Collect all lines below with the string "SPUNIF".
++++ Material for the task ++++
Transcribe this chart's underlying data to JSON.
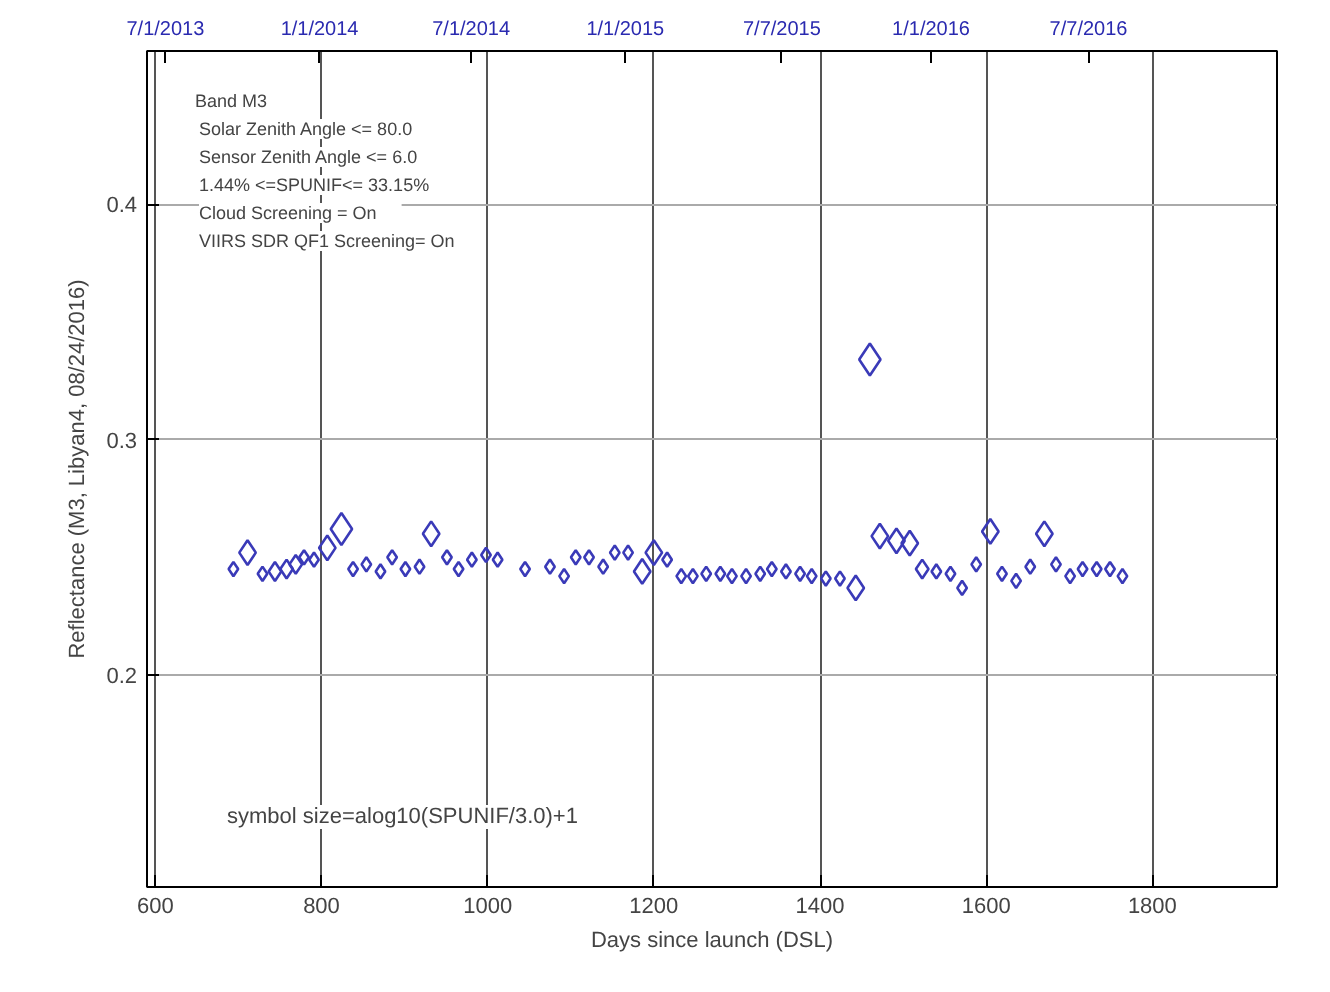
{
  "chart_data": {
    "type": "scatter",
    "xlabel": "Days since launch (DSL)",
    "ylabel": "Reflectance (M3, Libyan4, 08/24/2016)",
    "xlim": [
      590,
      1950
    ],
    "xticks": [
      600,
      800,
      1000,
      1200,
      1400,
      1600,
      1800
    ],
    "ylim": [
      0.11,
      0.465
    ],
    "yticks": [
      0.2,
      0.3,
      0.4
    ],
    "x2lim": [
      "2013-06-09",
      "2017-02-17"
    ],
    "x2ticks": [
      {
        "value": "2013-07-01",
        "label": "7/1/2013"
      },
      {
        "value": "2014-01-01",
        "label": "1/1/2014"
      },
      {
        "value": "2014-07-01",
        "label": "7/1/2014"
      },
      {
        "value": "2015-01-01",
        "label": "1/1/2015"
      },
      {
        "value": "2015-07-07",
        "label": "7/7/2015"
      },
      {
        "value": "2016-01-01",
        "label": "1/1/2016"
      },
      {
        "value": "2016-07-07",
        "label": "7/7/2016"
      }
    ],
    "grid": true,
    "marker": "diamond",
    "annotations": [
      "Band M3",
      "Solar Zenith Angle    <=    80.0",
      "Sensor Zenith Angle <=    6.0",
      "1.44% <=SPUNIF<=  33.15%",
      "Cloud Screening      = On",
      "VIIRS SDR QF1 Screening= On",
      "symbol size=alog10(SPUNIF/3.0)+1"
    ],
    "series": [
      {
        "color": "#3a3ab8",
        "x": [
          694,
          711,
          729,
          744,
          758,
          769,
          779,
          791,
          807,
          824,
          838,
          854,
          871,
          885,
          901,
          918,
          932,
          951,
          965,
          981,
          998,
          1012,
          1045,
          1075,
          1092,
          1106,
          1122,
          1139,
          1153,
          1169,
          1186,
          1200,
          1216,
          1233,
          1247,
          1263,
          1280,
          1294,
          1311,
          1328,
          1342,
          1359,
          1376,
          1390,
          1407,
          1424,
          1443,
          1460,
          1472,
          1492,
          1508,
          1523,
          1540,
          1557,
          1571,
          1588,
          1605,
          1619,
          1636,
          1653,
          1670,
          1684,
          1701,
          1716,
          1733,
          1749,
          1764
        ],
        "values": [
          0.245,
          0.252,
          0.243,
          0.244,
          0.245,
          0.247,
          0.25,
          0.249,
          0.254,
          0.262,
          0.245,
          0.247,
          0.244,
          0.25,
          0.245,
          0.246,
          0.26,
          0.25,
          0.245,
          0.249,
          0.251,
          0.249,
          0.245,
          0.246,
          0.242,
          0.25,
          0.25,
          0.246,
          0.252,
          0.252,
          0.244,
          0.252,
          0.249,
          0.242,
          0.242,
          0.243,
          0.243,
          0.242,
          0.242,
          0.243,
          0.245,
          0.244,
          0.243,
          0.242,
          0.241,
          0.241,
          0.237,
          0.334,
          0.259,
          0.257,
          0.256,
          0.245,
          0.244,
          0.243,
          0.237,
          0.247,
          0.261,
          0.243,
          0.24,
          0.246,
          0.26,
          0.247,
          0.242,
          0.245,
          0.245,
          0.245,
          0.242
        ],
        "sizes": [
          0.2,
          0.6,
          0.2,
          0.35,
          0.35,
          0.35,
          0.2,
          0.2,
          0.6,
          1,
          0.2,
          0.2,
          0.2,
          0.2,
          0.2,
          0.2,
          0.6,
          0.2,
          0.2,
          0.2,
          0.2,
          0.2,
          0.2,
          0.2,
          0.2,
          0.2,
          0.2,
          0.2,
          0.2,
          0.2,
          0.6,
          0.6,
          0.2,
          0.2,
          0.2,
          0.2,
          0.2,
          0.2,
          0.2,
          0.2,
          0.2,
          0.2,
          0.2,
          0.2,
          0.2,
          0.2,
          0.6,
          1,
          0.6,
          0.6,
          0.6,
          0.35,
          0.2,
          0.2,
          0.2,
          0.2,
          0.6,
          0.2,
          0.2,
          0.2,
          0.6,
          0.2,
          0.2,
          0.2,
          0.2,
          0.2,
          0.2
        ]
      }
    ]
  }
}
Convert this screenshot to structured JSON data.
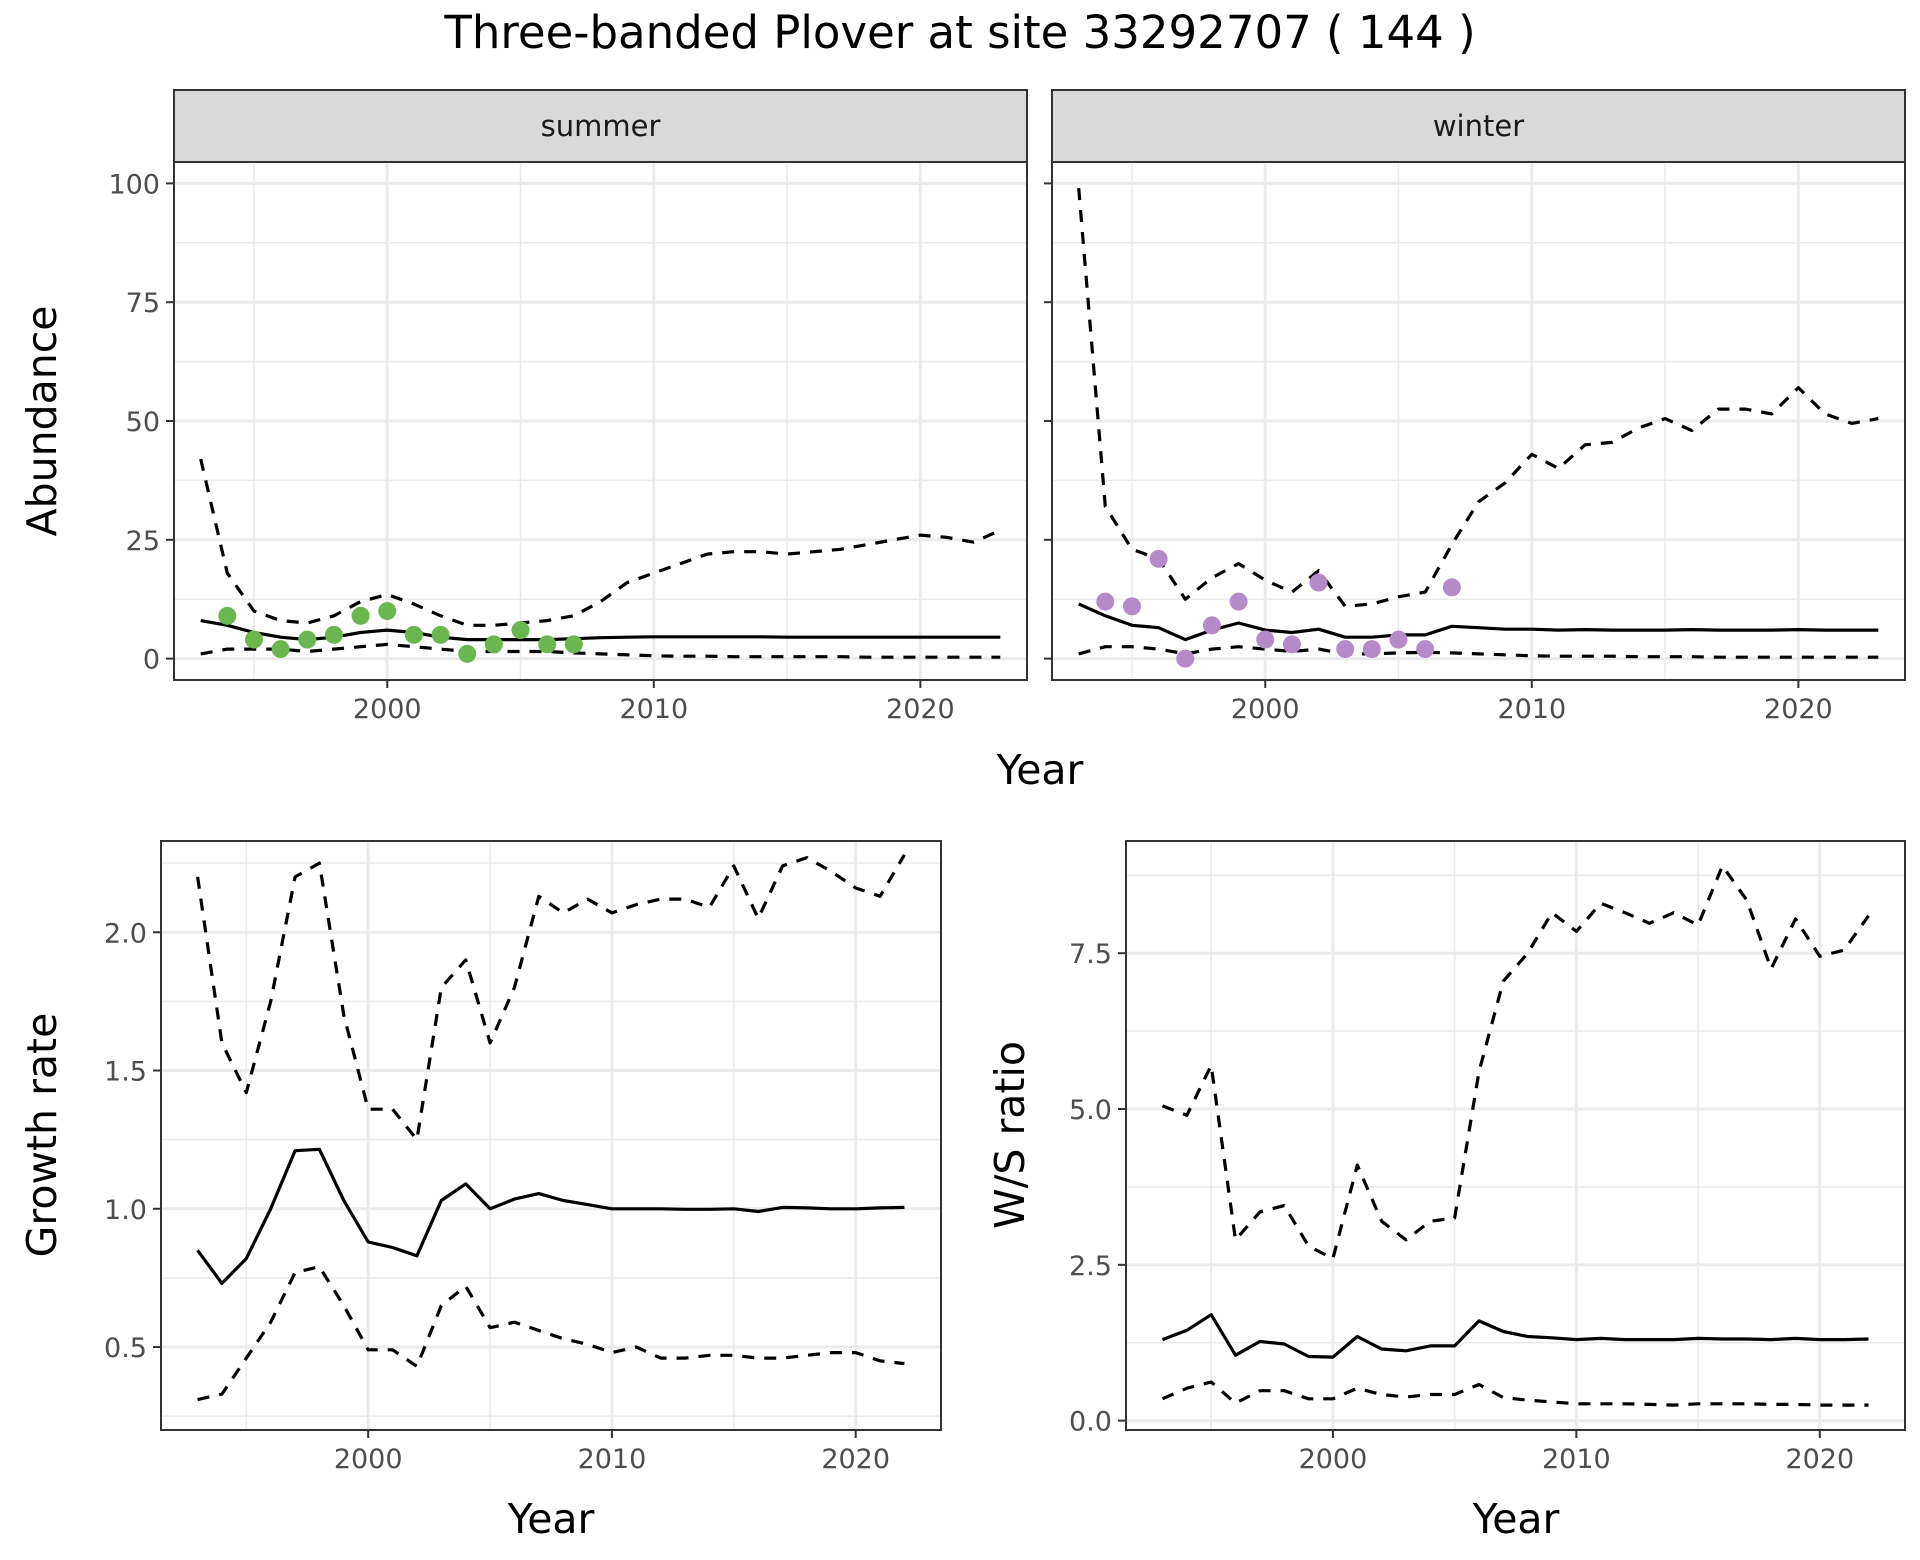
++++
* _Complete response_
      "1.44% <=SPUNIF<=  33.15%",
      "symbol size=alog10(SPUNIF/3.0)+1"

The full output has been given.